## start SOURCE MATERIAL

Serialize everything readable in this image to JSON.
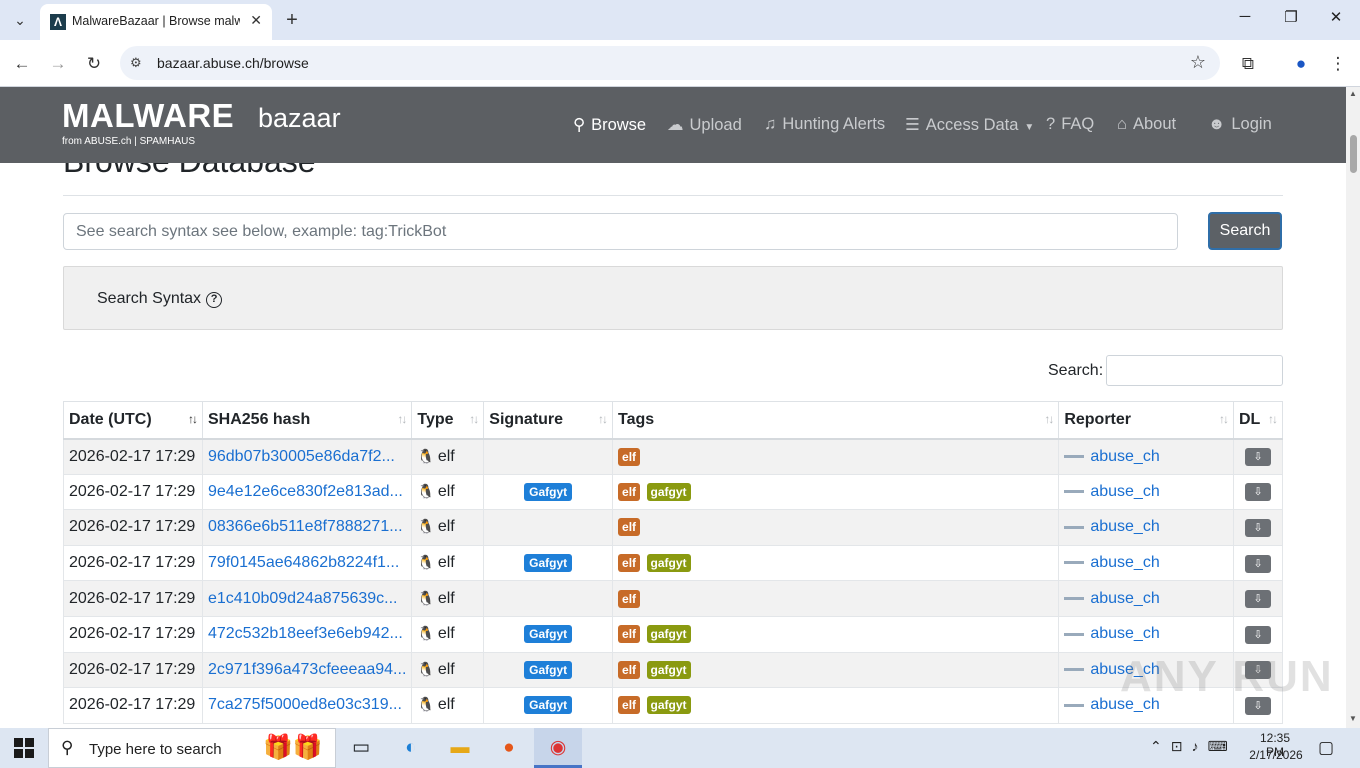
{
  "browser": {
    "tab_title": "MalwareBazaar | Browse malwa",
    "url": "bazaar.abuse.ch/browse",
    "new_tab": "+",
    "close_tab": "✕"
  },
  "site": {
    "logo_main": "MALWARE",
    "logo_sub": "bazaar",
    "logo_from": "from ABUSE.ch | SPAMHAUS",
    "nav": {
      "browse": "Browse",
      "upload": "Upload",
      "hunting": "Hunting Alerts",
      "access": "Access Data",
      "faq": "FAQ",
      "about": "About",
      "login": "Login"
    }
  },
  "page": {
    "title": "Browse Database",
    "search_placeholder": "See search syntax see below, example: tag:TrickBot",
    "search_button": "Search",
    "syntax_label": "Search Syntax",
    "dt_search_label": "Search:"
  },
  "table": {
    "headers": {
      "date": "Date (UTC)",
      "hash": "SHA256 hash",
      "type": "Type",
      "signature": "Signature",
      "tags": "Tags",
      "reporter": "Reporter",
      "dl": "DL"
    },
    "rows": [
      {
        "date": "2026-02-17 17:29",
        "hash": "96db07b30005e86da7f2...",
        "type": "elf",
        "signature": "",
        "tags": [
          "elf"
        ],
        "reporter": "abuse_ch"
      },
      {
        "date": "2026-02-17 17:29",
        "hash": "9e4e12e6ce830f2e813ad...",
        "type": "elf",
        "signature": "Gafgyt",
        "tags": [
          "elf",
          "gafgyt"
        ],
        "reporter": "abuse_ch"
      },
      {
        "date": "2026-02-17 17:29",
        "hash": "08366e6b511e8f7888271...",
        "type": "elf",
        "signature": "",
        "tags": [
          "elf"
        ],
        "reporter": "abuse_ch"
      },
      {
        "date": "2026-02-17 17:29",
        "hash": "79f0145ae64862b8224f1...",
        "type": "elf",
        "signature": "Gafgyt",
        "tags": [
          "elf",
          "gafgyt"
        ],
        "reporter": "abuse_ch"
      },
      {
        "date": "2026-02-17 17:29",
        "hash": "e1c410b09d24a875639c...",
        "type": "elf",
        "signature": "",
        "tags": [
          "elf"
        ],
        "reporter": "abuse_ch"
      },
      {
        "date": "2026-02-17 17:29",
        "hash": "472c532b18eef3e6eb942...",
        "type": "elf",
        "signature": "Gafgyt",
        "tags": [
          "elf",
          "gafgyt"
        ],
        "reporter": "abuse_ch"
      },
      {
        "date": "2026-02-17 17:29",
        "hash": "2c971f396a473cfeeeaa94...",
        "type": "elf",
        "signature": "Gafgyt",
        "tags": [
          "elf",
          "gafgyt"
        ],
        "reporter": "abuse_ch"
      },
      {
        "date": "2026-02-17 17:29",
        "hash": "7ca275f5000ed8e03c319...",
        "type": "elf",
        "signature": "Gafgyt",
        "tags": [
          "elf",
          "gafgyt"
        ],
        "reporter": "abuse_ch"
      }
    ]
  },
  "taskbar": {
    "search_placeholder": "Type here to search",
    "time": "12:35 PM",
    "date": "2/17/2026"
  },
  "watermark": "ANY RUN",
  "colors": {
    "navbar": "#5c5f63",
    "link": "#1a6fd1",
    "signature_badge": "#1e7fd8",
    "tag_elf": "#c76b28",
    "tag_gafgyt": "#8a9a10"
  }
}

## end SOURCE MATERIAL

WHAT THE TASK REQUIRES: Give the entries again word for word, but skip the pictures.

RESULT OF THE TASK:
Serialize everything readable in this image to JSON.
{
  "browser": {
    "tab_title": "MalwareBazaar | Browse malwa",
    "url": "bazaar.abuse.ch/browse",
    "new_tab": "+",
    "close_tab": "✕"
  },
  "site": {
    "logo_main": "MALWARE",
    "logo_sub": "bazaar",
    "logo_from": "from ABUSE.ch | SPAMHAUS",
    "nav": {
      "browse": "Browse",
      "upload": "Upload",
      "hunting": "Hunting Alerts",
      "access": "Access Data",
      "faq": "FAQ",
      "about": "About",
      "login": "Login"
    }
  },
  "page": {
    "title": "Browse Database",
    "search_placeholder": "See search syntax see below, example: tag:TrickBot",
    "search_button": "Search",
    "syntax_label": "Search Syntax",
    "dt_search_label": "Search:"
  },
  "table": {
    "headers": {
      "date": "Date (UTC)",
      "hash": "SHA256 hash",
      "type": "Type",
      "signature": "Signature",
      "tags": "Tags",
      "reporter": "Reporter",
      "dl": "DL"
    },
    "rows": [
      {
        "date": "2026-02-17 17:29",
        "hash": "96db07b30005e86da7f2...",
        "type": "elf",
        "signature": "",
        "tags": [
          "elf"
        ],
        "reporter": "abuse_ch"
      },
      {
        "date": "2026-02-17 17:29",
        "hash": "9e4e12e6ce830f2e813ad...",
        "type": "elf",
        "signature": "Gafgyt",
        "tags": [
          "elf",
          "gafgyt"
        ],
        "reporter": "abuse_ch"
      },
      {
        "date": "2026-02-17 17:29",
        "hash": "08366e6b511e8f7888271...",
        "type": "elf",
        "signature": "",
        "tags": [
          "elf"
        ],
        "reporter": "abuse_ch"
      },
      {
        "date": "2026-02-17 17:29",
        "hash": "79f0145ae64862b8224f1...",
        "type": "elf",
        "signature": "Gafgyt",
        "tags": [
          "elf",
          "gafgyt"
        ],
        "reporter": "abuse_ch"
      },
      {
        "date": "2026-02-17 17:29",
        "hash": "e1c410b09d24a875639c...",
        "type": "elf",
        "signature": "",
        "tags": [
          "elf"
        ],
        "reporter": "abuse_ch"
      },
      {
        "date": "2026-02-17 17:29",
        "hash": "472c532b18eef3e6eb942...",
        "type": "elf",
        "signature": "Gafgyt",
        "tags": [
          "elf",
          "gafgyt"
        ],
        "reporter": "abuse_ch"
      },
      {
        "date": "2026-02-17 17:29",
        "hash": "2c971f396a473cfeeeaa94...",
        "type": "elf",
        "signature": "Gafgyt",
        "tags": [
          "elf",
          "gafgyt"
        ],
        "reporter": "abuse_ch"
      },
      {
        "date": "2026-02-17 17:29",
        "hash": "7ca275f5000ed8e03c319...",
        "type": "elf",
        "signature": "Gafgyt",
        "tags": [
          "elf",
          "gafgyt"
        ],
        "reporter": "abuse_ch"
      }
    ]
  },
  "taskbar": {
    "search_placeholder": "Type here to search",
    "time": "12:35 PM",
    "date": "2/17/2026"
  },
  "watermark": "ANY RUN",
  "colors": {
    "navbar": "#5c5f63",
    "link": "#1a6fd1",
    "signature_badge": "#1e7fd8",
    "tag_elf": "#c76b28",
    "tag_gafgyt": "#8a9a10"
  }
}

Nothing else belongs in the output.